Goal: Find every line with the word "ylabel". Copy those lines.
::::::::
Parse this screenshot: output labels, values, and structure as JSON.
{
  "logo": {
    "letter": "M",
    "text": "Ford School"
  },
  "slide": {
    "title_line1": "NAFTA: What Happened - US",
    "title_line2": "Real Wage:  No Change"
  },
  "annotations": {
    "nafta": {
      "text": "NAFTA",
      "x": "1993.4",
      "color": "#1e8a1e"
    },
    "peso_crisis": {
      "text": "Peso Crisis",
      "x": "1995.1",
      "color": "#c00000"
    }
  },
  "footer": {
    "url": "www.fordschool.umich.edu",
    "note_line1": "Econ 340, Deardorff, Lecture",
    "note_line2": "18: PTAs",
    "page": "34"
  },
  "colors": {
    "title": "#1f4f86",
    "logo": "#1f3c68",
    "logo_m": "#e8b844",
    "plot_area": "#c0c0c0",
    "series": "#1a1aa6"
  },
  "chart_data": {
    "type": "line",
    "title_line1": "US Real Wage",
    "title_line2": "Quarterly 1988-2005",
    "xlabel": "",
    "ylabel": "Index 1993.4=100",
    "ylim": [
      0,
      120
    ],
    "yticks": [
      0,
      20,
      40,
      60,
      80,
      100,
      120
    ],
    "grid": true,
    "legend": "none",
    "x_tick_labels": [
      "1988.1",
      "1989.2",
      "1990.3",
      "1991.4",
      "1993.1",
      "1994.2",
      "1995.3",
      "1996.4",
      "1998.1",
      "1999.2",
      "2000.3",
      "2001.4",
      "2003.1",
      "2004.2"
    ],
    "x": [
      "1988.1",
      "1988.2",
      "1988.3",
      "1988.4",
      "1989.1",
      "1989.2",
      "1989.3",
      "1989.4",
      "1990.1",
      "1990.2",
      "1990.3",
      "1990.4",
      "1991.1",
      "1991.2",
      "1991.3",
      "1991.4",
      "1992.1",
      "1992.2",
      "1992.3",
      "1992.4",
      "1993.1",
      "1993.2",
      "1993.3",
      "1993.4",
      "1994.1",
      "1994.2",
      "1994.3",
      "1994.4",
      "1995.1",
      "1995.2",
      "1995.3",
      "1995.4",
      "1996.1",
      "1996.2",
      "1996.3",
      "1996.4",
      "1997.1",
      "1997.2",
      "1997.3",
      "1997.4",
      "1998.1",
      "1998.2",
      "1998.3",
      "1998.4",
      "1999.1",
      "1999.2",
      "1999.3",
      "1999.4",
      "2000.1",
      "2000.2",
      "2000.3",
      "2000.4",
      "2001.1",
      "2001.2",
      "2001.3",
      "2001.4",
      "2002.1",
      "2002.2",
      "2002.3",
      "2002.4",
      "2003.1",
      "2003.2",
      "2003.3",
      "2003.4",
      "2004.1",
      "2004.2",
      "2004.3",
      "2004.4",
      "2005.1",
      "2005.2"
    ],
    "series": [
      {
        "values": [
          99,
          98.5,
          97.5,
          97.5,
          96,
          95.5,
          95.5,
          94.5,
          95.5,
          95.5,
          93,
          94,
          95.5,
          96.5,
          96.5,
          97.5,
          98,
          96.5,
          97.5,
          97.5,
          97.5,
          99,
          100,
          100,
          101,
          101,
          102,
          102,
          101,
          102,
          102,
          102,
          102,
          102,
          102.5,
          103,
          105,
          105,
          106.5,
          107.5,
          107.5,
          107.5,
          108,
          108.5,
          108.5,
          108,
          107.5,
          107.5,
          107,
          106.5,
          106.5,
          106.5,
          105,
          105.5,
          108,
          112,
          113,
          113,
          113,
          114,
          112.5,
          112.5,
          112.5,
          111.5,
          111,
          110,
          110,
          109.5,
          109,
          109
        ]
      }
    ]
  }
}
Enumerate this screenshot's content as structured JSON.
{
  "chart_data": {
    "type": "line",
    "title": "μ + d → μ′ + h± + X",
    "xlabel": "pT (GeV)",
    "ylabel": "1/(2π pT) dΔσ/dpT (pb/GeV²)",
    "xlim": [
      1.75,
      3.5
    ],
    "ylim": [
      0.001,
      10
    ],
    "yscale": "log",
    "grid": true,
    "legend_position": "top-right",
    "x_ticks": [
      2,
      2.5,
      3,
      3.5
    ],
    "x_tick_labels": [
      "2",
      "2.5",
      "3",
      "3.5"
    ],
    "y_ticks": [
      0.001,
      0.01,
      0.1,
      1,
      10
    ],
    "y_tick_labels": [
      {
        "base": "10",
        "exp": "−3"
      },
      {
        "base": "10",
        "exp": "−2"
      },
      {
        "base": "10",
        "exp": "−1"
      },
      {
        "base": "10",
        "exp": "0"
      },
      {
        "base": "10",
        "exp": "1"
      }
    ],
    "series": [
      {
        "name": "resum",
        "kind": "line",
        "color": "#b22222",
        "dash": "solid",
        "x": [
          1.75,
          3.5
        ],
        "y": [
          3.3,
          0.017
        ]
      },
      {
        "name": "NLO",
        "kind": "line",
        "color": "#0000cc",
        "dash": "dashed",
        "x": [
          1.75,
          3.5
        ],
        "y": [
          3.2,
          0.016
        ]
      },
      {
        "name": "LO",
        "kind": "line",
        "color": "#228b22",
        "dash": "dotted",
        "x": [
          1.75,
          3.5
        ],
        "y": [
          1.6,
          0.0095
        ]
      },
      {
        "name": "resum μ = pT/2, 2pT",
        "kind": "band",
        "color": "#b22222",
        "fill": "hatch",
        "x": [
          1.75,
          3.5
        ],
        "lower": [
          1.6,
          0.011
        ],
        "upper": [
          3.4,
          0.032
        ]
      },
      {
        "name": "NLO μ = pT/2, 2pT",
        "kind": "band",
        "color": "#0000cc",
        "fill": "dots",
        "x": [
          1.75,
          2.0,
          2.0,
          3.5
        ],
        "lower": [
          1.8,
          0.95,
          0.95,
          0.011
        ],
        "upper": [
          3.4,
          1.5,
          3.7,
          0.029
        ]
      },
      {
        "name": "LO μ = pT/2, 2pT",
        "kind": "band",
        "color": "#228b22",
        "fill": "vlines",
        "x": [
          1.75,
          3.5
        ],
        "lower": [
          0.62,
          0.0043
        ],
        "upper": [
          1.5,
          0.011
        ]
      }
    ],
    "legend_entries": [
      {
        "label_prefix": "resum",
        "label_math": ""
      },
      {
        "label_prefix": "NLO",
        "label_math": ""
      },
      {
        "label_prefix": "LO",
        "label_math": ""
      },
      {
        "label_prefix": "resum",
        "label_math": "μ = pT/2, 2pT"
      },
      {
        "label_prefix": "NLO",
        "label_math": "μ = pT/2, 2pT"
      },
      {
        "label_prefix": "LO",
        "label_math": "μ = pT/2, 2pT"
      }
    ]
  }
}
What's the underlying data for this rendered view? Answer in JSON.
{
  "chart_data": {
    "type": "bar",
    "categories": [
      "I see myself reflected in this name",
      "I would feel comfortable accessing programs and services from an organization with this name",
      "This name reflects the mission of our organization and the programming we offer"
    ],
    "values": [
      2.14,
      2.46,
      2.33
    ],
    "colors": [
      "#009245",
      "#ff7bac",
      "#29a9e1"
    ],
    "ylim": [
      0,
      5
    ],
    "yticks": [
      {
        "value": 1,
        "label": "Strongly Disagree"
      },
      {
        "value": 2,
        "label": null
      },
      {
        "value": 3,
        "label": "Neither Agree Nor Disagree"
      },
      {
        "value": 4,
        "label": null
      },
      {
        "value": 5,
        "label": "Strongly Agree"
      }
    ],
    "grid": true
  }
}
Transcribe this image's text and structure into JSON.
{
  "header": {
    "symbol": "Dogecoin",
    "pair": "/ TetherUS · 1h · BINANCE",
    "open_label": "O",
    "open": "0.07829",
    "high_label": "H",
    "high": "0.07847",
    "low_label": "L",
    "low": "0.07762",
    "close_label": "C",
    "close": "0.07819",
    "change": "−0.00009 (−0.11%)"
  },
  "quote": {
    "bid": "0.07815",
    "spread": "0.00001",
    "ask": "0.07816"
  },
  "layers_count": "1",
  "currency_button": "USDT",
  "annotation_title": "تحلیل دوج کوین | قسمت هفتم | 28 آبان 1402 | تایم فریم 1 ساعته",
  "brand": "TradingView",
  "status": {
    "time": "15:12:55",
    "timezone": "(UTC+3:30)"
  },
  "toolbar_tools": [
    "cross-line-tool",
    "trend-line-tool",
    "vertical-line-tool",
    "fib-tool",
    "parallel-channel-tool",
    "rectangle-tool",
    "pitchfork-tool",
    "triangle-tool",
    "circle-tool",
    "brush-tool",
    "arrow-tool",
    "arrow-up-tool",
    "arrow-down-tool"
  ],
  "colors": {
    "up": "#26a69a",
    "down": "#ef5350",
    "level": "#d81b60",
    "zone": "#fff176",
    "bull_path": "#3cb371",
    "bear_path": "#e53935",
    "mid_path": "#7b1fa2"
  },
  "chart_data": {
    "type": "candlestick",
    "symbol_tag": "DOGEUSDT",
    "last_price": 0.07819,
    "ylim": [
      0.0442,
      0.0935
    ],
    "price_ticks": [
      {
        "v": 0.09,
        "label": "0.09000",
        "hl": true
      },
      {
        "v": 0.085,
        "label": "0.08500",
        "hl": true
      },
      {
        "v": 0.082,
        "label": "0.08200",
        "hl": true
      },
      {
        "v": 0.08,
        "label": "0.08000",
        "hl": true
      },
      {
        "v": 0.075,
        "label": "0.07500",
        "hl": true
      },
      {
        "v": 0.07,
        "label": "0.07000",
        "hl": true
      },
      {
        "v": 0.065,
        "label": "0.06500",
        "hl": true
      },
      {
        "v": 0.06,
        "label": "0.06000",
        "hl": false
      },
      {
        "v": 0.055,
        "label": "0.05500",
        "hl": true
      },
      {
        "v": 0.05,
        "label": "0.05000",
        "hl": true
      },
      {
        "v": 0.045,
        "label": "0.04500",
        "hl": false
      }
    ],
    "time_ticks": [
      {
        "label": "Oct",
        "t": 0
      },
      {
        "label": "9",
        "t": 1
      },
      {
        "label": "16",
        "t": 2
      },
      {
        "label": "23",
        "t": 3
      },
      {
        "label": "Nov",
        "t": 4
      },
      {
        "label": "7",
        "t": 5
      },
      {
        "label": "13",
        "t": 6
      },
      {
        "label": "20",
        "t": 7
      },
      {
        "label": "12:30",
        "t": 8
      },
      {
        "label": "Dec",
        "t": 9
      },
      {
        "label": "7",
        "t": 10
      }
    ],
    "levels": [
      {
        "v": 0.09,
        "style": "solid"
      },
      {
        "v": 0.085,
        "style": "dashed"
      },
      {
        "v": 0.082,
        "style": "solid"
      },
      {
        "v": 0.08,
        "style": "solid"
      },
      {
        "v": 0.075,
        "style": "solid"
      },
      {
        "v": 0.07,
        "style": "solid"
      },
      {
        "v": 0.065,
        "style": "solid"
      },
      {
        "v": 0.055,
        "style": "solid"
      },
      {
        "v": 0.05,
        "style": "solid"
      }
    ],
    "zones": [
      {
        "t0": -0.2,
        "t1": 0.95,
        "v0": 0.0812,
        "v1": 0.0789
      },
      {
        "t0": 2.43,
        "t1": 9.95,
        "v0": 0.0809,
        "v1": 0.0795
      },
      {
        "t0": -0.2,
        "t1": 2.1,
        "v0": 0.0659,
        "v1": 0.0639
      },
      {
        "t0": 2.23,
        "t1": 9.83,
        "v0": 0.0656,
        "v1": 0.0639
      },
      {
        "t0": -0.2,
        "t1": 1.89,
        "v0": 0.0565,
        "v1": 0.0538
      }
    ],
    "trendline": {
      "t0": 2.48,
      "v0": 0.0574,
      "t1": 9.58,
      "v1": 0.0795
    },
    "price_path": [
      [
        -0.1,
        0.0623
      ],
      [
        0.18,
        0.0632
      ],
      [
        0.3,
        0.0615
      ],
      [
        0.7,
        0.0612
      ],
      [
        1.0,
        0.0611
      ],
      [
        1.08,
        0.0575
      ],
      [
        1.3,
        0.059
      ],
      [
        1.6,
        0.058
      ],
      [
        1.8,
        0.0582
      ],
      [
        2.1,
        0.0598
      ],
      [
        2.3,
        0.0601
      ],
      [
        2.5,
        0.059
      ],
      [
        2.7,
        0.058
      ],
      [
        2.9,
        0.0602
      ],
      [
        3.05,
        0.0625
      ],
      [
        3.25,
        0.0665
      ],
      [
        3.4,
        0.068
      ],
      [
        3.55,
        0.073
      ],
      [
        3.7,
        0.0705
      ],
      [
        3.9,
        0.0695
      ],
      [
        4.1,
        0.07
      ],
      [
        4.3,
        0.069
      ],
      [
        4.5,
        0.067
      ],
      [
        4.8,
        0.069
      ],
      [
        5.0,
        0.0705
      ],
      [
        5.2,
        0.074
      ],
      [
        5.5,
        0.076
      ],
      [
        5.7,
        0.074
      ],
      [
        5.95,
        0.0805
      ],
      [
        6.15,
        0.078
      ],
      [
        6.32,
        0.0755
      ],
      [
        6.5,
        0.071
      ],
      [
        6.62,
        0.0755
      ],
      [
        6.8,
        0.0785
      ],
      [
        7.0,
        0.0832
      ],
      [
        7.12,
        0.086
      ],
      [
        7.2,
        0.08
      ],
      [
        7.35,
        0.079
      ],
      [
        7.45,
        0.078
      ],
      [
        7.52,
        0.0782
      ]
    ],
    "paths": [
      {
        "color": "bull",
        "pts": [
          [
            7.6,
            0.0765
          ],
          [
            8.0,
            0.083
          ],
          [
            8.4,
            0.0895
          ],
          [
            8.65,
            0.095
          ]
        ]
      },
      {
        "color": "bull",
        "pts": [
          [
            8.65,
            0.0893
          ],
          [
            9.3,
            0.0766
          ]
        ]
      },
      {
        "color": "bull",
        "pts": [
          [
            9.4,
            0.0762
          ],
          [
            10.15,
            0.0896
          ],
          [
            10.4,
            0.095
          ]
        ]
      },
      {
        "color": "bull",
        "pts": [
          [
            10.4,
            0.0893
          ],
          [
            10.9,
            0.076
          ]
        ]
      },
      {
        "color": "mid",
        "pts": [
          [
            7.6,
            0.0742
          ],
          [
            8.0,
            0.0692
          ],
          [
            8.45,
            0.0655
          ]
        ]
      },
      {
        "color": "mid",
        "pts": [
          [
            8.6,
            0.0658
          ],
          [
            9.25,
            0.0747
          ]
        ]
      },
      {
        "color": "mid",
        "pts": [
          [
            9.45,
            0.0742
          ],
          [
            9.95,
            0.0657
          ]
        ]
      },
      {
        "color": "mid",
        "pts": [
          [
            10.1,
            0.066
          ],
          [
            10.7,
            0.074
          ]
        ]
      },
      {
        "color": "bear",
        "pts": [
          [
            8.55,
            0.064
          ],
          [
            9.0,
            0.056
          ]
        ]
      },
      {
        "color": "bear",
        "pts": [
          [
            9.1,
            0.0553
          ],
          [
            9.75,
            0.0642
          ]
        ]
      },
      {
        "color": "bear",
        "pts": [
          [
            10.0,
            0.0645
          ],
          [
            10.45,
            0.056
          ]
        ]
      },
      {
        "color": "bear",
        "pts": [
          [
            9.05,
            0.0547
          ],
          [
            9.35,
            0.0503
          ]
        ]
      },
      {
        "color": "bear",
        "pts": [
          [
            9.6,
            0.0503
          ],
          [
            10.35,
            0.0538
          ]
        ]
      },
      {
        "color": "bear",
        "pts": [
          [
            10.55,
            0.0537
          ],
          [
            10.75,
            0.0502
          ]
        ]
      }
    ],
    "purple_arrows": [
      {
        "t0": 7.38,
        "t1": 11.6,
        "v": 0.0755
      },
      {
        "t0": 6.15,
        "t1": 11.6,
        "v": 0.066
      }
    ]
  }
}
::::::::
Result of the exercise:
    "ylabel": "Index 1993.4=100",
    "ylabel": "1/(2π pT) dΔσ/dpT (pb/GeV²)",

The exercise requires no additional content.